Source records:
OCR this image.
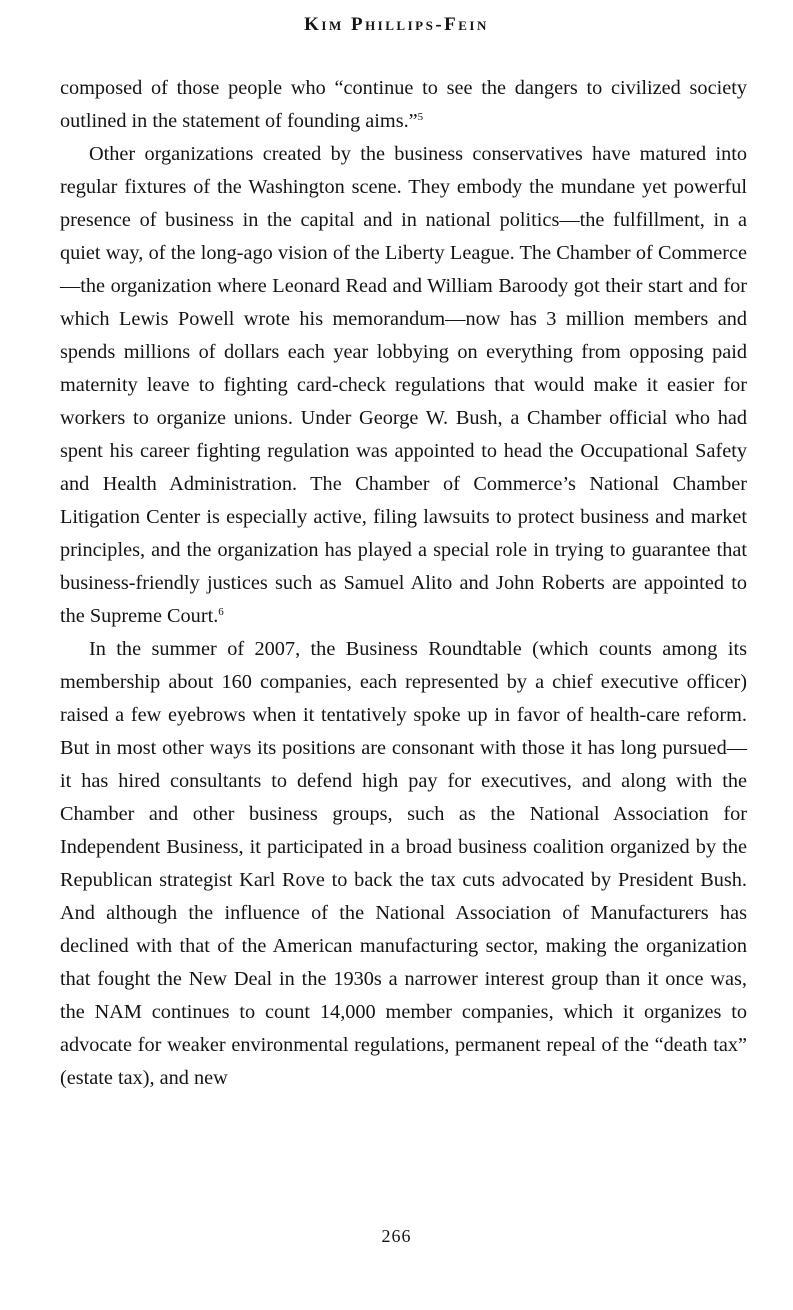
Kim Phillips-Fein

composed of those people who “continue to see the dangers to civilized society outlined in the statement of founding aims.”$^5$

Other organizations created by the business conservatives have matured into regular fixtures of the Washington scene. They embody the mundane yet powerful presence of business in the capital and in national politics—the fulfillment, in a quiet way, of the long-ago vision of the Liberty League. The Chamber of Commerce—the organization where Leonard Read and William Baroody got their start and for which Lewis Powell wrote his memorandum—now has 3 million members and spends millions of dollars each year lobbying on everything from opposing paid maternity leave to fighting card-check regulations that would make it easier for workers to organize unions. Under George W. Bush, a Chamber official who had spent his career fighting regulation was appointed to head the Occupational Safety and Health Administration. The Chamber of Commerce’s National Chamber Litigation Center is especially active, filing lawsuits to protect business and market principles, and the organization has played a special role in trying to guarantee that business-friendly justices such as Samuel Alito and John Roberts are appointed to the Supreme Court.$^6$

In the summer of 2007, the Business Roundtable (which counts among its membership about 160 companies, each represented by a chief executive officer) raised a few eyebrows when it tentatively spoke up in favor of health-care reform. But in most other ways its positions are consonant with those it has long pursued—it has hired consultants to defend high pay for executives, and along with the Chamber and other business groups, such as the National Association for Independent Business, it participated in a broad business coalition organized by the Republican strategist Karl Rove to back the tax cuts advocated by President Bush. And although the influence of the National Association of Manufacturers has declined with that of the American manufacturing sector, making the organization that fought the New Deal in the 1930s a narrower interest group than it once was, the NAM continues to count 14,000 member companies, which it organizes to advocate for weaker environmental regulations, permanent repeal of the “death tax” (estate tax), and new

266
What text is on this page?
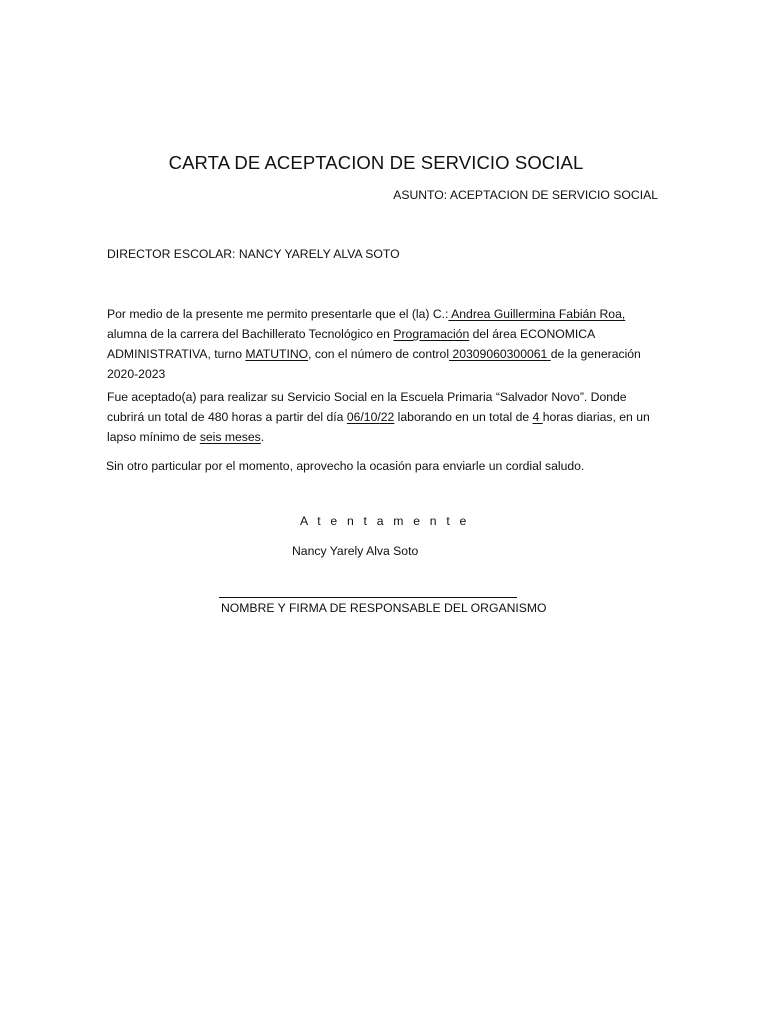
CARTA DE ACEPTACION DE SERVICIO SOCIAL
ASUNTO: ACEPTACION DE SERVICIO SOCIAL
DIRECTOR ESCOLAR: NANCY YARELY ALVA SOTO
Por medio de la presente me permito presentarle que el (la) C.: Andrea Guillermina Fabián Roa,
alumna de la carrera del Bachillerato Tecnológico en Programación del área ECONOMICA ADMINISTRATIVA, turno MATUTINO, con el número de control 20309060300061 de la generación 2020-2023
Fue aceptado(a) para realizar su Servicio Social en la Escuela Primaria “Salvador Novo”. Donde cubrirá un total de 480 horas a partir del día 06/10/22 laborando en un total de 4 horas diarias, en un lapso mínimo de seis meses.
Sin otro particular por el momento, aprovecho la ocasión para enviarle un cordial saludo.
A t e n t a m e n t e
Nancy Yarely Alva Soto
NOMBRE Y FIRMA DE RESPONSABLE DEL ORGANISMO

...

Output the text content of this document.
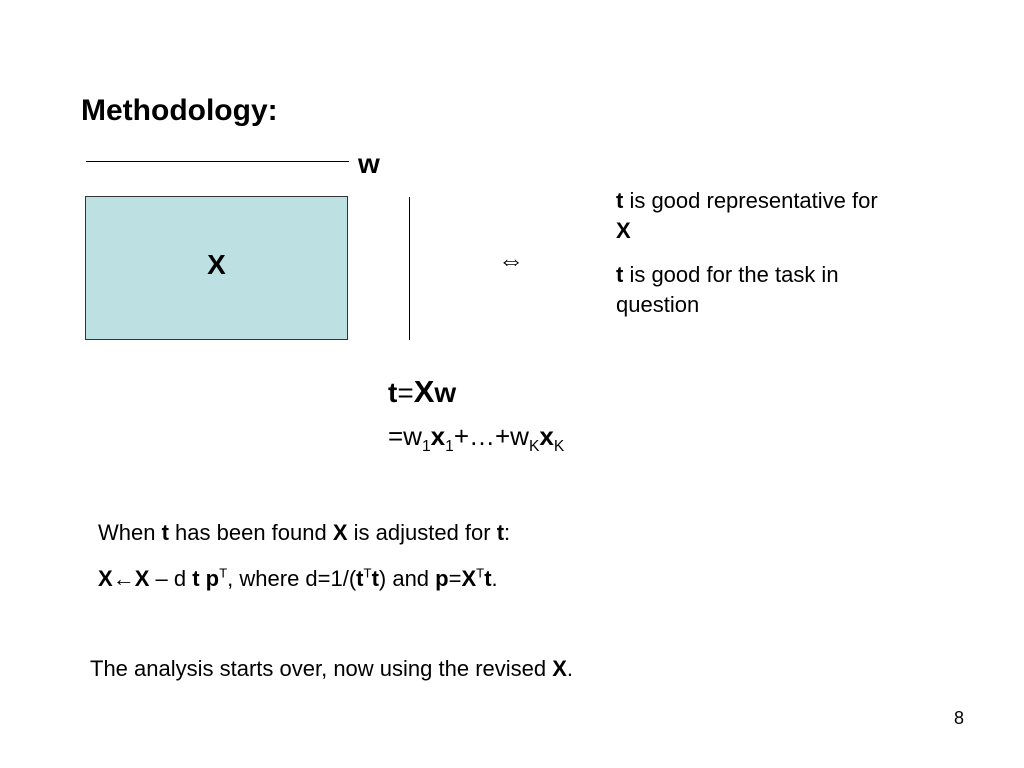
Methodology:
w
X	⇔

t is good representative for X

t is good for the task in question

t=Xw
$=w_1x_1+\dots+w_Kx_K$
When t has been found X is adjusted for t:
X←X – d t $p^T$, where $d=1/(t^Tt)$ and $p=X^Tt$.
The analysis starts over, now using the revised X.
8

* Work to complete *
Copy out all lines from the material above that contain the string "where".

* Exercise answer *
Other organizations created by the business conservatives have matured into regular fixtures of the Washington scene. They embody the mundane yet powerful presence of business in the capital and in national politics—the fulfillment, in a quiet way, of the long-ago vision of the Liberty League. The Chamber of Commerce—the organization where Leonard Read and William Baroody got their start and for which Lewis Powell wrote his memorandum—now has 3 million members and spends millions of dollars each year lobbying on everything from opposing paid maternity leave to fighting card-check regulations that would make it easier for workers to organize unions. Under George W. Bush, a Chamber official who had spent his career fighting regulation was appointed to head the Occupational Safety and Health Administration. The Chamber of Commerce’s National Chamber Litigation Center is especially active, filing lawsuits to protect business and market principles, and the organization has played a special role in trying to guarantee that business-friendly justices such as Samuel Alito and John Roberts are appointed to the Supreme Court.$^6$
X←X – d t $p^T$, where $d=1/(t^Tt)$ and $p=X^Tt$.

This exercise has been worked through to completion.